**STATED EXERCISE:**
Transcribe each record below word for word.

* start THE DATA *

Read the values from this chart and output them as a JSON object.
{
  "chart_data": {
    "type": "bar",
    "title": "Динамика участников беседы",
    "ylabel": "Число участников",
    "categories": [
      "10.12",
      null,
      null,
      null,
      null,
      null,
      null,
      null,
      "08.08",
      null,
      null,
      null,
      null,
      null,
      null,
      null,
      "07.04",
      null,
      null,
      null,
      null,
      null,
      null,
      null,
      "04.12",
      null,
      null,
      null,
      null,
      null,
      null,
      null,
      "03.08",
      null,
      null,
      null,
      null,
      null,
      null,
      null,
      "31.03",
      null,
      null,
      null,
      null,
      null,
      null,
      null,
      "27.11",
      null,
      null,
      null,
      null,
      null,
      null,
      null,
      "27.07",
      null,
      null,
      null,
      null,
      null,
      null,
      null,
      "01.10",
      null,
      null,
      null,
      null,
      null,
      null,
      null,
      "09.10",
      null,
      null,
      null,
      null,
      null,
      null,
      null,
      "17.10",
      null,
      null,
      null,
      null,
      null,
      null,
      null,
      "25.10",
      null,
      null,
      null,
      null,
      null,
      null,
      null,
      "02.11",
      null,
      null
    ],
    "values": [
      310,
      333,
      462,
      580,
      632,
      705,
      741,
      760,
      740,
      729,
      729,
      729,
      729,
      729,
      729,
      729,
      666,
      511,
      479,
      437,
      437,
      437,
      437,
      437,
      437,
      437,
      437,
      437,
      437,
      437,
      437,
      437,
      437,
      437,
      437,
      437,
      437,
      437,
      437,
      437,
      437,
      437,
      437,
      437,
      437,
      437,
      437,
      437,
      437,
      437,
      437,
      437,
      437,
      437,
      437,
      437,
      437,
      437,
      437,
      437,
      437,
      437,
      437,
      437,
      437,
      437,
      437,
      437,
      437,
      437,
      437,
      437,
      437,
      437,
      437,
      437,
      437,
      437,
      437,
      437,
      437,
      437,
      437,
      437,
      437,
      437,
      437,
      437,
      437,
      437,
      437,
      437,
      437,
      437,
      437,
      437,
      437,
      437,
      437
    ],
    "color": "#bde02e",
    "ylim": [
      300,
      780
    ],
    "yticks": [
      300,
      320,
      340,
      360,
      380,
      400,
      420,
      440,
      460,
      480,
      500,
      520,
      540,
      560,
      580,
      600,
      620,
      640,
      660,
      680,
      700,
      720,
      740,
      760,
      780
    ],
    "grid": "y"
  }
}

* end THE DATA *

**RESPONSE TO THE EXERCISE:**
Read the values from this chart and output them as a JSON object.
{
  "chart_data": {
    "type": "bar",
    "title": "Динамика участников беседы",
    "ylabel": "Число участников",
    "categories": [
      "10.12",
      null,
      null,
      null,
      null,
      null,
      null,
      null,
      "08.08",
      null,
      null,
      null,
      null,
      null,
      null,
      null,
      "07.04",
      null,
      null,
      null,
      null,
      null,
      null,
      null,
      "04.12",
      null,
      null,
      null,
      null,
      null,
      null,
      null,
      "03.08",
      null,
      null,
      null,
      null,
      null,
      null,
      null,
      "31.03",
      null,
      null,
      null,
      null,
      null,
      null,
      null,
      "27.11",
      null,
      null,
      null,
      null,
      null,
      null,
      null,
      "27.07",
      null,
      null,
      null,
      null,
      null,
      null,
      null,
      "01.10",
      null,
      null,
      null,
      null,
      null,
      null,
      null,
      "09.10",
      null,
      null,
      null,
      null,
      null,
      null,
      null,
      "17.10",
      null,
      null,
      null,
      null,
      null,
      null,
      null,
      "25.10",
      null,
      null,
      null,
      null,
      null,
      null,
      null,
      "02.11",
      null,
      null
    ],
    "values": [
      310,
      333,
      462,
      580,
      632,
      705,
      741,
      760,
      740,
      729,
      729,
      729,
      729,
      729,
      729,
      729,
      666,
      511,
      479,
      437,
      437,
      437,
      437,
      437,
      437,
      437,
      437,
      437,
      437,
      437,
      437,
      437,
      437,
      437,
      437,
      437,
      437,
      437,
      437,
      437,
      437,
      437,
      437,
      437,
      437,
      437,
      437,
      437,
      437,
      437,
      437,
      437,
      437,
      437,
      437,
      437,
      437,
      437,
      437,
      437,
      437,
      437,
      437,
      437,
      437,
      437,
      437,
      437,
      437,
      437,
      437,
      437,
      437,
      437,
      437,
      437,
      437,
      437,
      437,
      437,
      437,
      437,
      437,
      437,
      437,
      437,
      437,
      437,
      437,
      437,
      437,
      437,
      437,
      437,
      437,
      437,
      437,
      437,
      437
    ],
    "color": "#bde02e",
    "ylim": [
      300,
      780
    ],
    "yticks": [
      300,
      320,
      340,
      360,
      380,
      400,
      420,
      440,
      460,
      480,
      500,
      520,
      540,
      560,
      580,
      600,
      620,
      640,
      660,
      680,
      700,
      720,
      740,
      760,
      780
    ],
    "grid": "y"
  }
}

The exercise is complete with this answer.